_SELECCIÓN_.
┄┄┄┄┄┄
Pero los precios de la vivienda —ay— estaban infladísimos: un departamento normalito en Madrid o Barcelona podía costar cerca de medio millón de dólares (la hipoteca media nacional era de doscientos mil dólares). Aun a esos precios, los pisos se vendían. La gente firmaba hipotecas a cuarenta años, con cuotas de 80% de su sueldo, pero había sueldo y todos lo hacían. Los vendedores inmobiliarios tenían la suave tenacidad de ciertos grupos religiosos: «Y usted, hermana, ¿sigue desperdiciando su fe en el alquiler?». Durante las vacas gordas se daban hipotecas como se da la hora. Según datos del Instituto Nacional de Estadística, en 2007 fueron casi cuatro mil al día: 1.4 millones al año. Entonces llegó 2008, año 1 de la era d. C. (después de la Crisis).
┄┄┄┄┄┄
_LISTADO APORTADO_.
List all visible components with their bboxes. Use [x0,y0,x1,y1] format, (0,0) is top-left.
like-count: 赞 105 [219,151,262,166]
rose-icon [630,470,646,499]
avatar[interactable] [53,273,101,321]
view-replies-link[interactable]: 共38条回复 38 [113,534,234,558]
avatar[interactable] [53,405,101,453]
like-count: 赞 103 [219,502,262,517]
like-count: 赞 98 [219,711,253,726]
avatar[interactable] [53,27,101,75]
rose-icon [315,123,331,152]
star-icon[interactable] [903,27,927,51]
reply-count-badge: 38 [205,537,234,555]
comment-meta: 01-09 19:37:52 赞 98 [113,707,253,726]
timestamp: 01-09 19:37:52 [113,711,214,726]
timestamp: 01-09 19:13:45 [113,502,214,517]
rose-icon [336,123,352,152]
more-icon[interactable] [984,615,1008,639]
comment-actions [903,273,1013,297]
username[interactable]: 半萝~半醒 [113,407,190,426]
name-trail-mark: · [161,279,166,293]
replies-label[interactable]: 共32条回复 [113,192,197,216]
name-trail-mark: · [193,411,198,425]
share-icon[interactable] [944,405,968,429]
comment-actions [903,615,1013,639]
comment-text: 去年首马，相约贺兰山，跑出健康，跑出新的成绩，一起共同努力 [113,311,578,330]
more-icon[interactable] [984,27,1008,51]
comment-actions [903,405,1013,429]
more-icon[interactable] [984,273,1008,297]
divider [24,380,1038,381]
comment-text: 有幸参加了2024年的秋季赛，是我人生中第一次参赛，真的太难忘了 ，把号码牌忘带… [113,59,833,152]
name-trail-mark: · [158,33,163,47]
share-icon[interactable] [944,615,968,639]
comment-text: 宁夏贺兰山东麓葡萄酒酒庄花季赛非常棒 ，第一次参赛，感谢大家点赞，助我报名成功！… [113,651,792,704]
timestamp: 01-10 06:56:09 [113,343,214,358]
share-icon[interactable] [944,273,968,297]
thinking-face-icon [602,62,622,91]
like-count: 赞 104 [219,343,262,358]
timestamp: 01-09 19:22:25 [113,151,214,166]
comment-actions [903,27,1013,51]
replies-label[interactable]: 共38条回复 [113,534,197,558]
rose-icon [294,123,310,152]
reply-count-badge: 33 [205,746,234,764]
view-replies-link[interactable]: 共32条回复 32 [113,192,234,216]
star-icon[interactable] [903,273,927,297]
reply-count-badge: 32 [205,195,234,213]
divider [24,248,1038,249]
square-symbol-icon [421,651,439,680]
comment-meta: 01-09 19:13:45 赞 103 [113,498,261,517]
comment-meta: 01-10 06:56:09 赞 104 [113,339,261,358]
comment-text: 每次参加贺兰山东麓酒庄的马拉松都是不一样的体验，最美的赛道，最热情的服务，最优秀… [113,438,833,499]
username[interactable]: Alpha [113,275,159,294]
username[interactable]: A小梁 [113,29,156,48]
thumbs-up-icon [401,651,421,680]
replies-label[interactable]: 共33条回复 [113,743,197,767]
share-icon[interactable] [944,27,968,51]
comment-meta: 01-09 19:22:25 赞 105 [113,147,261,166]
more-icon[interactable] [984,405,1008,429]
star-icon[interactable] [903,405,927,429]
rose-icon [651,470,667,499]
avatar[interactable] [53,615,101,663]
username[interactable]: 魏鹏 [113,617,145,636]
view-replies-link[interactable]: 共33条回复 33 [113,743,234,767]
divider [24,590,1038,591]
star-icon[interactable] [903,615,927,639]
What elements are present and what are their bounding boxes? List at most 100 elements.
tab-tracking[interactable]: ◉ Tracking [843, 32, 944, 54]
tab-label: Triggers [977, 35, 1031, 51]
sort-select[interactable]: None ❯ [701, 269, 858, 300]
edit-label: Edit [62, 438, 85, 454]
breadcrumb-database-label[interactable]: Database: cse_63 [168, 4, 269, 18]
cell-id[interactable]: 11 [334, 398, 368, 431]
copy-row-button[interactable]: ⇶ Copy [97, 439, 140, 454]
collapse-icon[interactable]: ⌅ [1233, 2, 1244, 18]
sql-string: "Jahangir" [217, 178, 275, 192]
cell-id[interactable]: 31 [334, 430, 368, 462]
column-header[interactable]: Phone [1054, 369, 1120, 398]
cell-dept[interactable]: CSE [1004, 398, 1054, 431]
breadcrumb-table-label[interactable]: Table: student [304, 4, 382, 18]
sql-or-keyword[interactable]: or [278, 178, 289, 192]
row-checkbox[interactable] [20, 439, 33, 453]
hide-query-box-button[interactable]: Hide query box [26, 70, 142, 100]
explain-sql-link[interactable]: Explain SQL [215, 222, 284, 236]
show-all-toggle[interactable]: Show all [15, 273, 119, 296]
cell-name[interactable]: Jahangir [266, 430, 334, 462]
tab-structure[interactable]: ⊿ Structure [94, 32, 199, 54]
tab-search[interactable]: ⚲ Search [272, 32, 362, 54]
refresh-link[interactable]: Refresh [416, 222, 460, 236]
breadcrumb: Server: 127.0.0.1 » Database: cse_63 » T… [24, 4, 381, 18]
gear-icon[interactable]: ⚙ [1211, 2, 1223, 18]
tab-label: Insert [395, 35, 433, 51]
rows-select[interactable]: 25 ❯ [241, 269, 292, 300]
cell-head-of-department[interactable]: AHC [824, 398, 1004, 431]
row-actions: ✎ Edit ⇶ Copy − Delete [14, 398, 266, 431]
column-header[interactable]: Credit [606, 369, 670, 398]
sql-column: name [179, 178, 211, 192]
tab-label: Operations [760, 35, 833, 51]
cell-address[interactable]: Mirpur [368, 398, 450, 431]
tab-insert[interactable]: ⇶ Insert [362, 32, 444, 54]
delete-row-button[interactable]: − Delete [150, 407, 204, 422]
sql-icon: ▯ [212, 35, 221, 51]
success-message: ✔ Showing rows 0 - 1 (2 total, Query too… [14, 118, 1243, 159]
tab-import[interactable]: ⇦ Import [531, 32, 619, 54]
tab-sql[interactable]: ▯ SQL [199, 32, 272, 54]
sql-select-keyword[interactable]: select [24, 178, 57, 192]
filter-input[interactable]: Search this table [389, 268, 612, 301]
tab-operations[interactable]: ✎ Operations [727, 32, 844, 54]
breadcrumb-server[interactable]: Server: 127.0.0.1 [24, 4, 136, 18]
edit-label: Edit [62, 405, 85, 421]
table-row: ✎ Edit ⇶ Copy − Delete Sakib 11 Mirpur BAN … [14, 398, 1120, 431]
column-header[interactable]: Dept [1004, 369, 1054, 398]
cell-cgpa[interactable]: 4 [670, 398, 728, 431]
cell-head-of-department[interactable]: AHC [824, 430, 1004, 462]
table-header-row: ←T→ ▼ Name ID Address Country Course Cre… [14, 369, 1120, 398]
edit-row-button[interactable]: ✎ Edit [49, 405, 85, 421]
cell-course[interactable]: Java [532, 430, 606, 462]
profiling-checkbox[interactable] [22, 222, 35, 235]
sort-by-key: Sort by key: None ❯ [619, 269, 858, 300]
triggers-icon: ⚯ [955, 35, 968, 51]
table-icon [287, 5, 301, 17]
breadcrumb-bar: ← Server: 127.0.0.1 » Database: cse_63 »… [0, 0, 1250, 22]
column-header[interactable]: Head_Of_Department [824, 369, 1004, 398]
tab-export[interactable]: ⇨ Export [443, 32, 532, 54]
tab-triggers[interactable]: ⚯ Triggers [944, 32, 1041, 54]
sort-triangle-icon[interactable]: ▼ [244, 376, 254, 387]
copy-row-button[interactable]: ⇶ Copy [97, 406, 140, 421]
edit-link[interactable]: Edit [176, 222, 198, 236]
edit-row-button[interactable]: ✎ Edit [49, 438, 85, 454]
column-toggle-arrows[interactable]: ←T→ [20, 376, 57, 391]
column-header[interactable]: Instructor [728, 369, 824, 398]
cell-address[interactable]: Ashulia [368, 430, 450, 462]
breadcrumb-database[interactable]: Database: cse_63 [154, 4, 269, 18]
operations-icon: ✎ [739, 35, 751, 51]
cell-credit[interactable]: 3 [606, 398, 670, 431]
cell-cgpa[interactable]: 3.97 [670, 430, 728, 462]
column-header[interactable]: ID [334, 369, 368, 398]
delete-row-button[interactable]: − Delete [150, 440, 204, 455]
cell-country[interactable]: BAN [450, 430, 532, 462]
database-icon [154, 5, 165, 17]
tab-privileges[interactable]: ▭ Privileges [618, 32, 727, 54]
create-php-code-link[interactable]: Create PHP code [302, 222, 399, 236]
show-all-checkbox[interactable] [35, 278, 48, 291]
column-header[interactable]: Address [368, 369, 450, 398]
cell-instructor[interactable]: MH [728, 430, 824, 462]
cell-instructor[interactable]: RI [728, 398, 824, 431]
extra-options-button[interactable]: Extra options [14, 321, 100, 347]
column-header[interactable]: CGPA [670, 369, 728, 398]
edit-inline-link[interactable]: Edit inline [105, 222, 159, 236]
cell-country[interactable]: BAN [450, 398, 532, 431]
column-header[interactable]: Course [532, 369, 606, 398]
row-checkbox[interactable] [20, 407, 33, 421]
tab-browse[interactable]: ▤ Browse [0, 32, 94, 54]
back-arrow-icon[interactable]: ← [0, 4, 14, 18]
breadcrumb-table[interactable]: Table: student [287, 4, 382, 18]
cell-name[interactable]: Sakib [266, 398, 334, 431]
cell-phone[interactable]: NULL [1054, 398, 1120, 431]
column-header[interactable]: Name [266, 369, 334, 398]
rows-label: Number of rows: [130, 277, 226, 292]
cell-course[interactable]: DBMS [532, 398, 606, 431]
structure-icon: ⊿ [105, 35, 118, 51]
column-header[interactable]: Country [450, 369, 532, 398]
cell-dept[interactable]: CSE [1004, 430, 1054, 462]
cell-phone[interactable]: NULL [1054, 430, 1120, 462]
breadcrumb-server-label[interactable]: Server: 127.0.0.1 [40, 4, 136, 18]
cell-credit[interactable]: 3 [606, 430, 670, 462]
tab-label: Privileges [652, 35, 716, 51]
┄┄┄┄┄┄
_TAREA PLANTEADA A_. Explica por qué, según el texto sobre los precios de la vivienda en España, la gente firmaba hipotecas a cuarenta años con cuotas del 80% de su sueldo.
_TAREA PLANTEADA B_. Indica si cada una de estas afirmaciones concuerda con el texto sobre los precios de la vivienda en España. Responde sí o no y cita las palabras del texto que lo deciden. (i) En 2007 se concedieron casi cuatro mil hipotecas al día. (ii) La hipoteca media nacional era de medio millón de dólares. (iii) Por sus precios tan altos, los pisos dejaron de venderse.
_TAREA PLANTEADA C_. Continúa el texto sobre los precios de la vivienda en España a partir de su última oración.

_RESPUESTA A_. La gente las firmaba porque había sueldo y todos lo hacían.

_RESPUESTA B_.
(i) Sí: «en 2007 fueron casi cuatro mil al día».
(ii) No: «la hipoteca media nacional era de doscientos mil dólares».
(iii) No: «Aun a esos precios, los pisos se vendían».

_RESPUESTA C_.
El 17 de septiembre de ese año, allende los mares, quebró un banco estadounidense. Y esa caída, la de Lehman Brothers, fue como el dedo en la primera ficha del dominó. Años de créditos alegres a entidades y personas de dudosa solvencia pasaron factura. Los bancos estadounidenses entraron a cuidados intensivos y a los españoles se les paró el corazón y dejaron de dar dinero. El consumo se desplomó, setenta mil empresas cerraron y sus trabajadores se fueron a la calle.

Y, por supuesto, la gente que no trabaja deja de pagar sus deudas.

De 2008 a 2009 fue una barbarie: de dos millones y medio de parados se pasó a cuatro millones doscientos mil. Ahora mismo, en 2012, seis personas por minuto, trescientas setenta y cinco por hora, nueve mil por día son despedidas. En 2007 había cerca de dos millones de parados. En 2012, apenas cinco años después, hay cinco millones.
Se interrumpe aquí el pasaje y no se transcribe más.